Dataset:

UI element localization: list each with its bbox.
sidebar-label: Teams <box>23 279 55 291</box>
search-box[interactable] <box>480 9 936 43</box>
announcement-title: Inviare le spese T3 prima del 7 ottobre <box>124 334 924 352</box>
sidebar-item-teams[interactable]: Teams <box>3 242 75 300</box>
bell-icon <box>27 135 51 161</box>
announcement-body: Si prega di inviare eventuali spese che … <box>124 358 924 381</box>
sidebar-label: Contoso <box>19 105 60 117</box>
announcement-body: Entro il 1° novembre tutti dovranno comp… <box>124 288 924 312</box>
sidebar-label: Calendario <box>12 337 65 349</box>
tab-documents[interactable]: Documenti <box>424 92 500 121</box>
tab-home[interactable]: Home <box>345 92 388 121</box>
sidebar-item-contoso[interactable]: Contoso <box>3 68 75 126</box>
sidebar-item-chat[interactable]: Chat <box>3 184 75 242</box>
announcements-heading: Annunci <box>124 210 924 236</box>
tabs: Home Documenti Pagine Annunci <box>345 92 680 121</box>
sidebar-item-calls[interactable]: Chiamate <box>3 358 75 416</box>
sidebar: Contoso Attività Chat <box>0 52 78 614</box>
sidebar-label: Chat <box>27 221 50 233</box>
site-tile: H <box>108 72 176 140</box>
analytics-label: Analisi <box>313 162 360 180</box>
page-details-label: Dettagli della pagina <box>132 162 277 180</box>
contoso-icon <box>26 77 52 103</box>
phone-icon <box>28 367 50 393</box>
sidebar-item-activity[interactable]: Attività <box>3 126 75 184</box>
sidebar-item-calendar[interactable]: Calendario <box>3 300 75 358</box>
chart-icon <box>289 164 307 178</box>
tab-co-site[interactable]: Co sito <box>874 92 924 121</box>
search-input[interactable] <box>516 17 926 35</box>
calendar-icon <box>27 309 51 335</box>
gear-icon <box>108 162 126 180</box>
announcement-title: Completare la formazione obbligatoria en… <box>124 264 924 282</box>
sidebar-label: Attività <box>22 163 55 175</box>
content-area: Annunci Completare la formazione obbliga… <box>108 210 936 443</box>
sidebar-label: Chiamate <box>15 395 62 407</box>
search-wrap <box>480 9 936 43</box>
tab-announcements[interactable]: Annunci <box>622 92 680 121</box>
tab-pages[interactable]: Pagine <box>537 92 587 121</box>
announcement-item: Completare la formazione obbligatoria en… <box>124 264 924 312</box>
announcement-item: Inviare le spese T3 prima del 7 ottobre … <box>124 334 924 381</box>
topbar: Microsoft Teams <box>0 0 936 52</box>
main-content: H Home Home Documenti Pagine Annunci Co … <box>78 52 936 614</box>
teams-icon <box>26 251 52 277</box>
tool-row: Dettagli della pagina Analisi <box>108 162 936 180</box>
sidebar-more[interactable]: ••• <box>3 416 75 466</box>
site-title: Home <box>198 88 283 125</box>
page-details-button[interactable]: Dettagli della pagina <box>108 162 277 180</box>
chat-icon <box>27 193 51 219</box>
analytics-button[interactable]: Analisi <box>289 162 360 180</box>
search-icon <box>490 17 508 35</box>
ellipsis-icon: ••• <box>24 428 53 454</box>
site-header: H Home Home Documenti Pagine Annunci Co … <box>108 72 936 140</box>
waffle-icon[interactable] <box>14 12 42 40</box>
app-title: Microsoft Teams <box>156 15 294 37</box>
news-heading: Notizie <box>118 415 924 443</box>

Challenge: Print the data again word for word, starting at the beginning and going on through the line that contains "announcement-title: Inviare le", with both of those lines included.

Output of the exercise:
UI element localization: list each with its bbox.
sidebar-label: Teams <box>23 279 55 291</box>
search-box[interactable] <box>480 9 936 43</box>
announcement-title: Inviare le spese T3 prima del 7 ottobre <box>124 334 924 352</box>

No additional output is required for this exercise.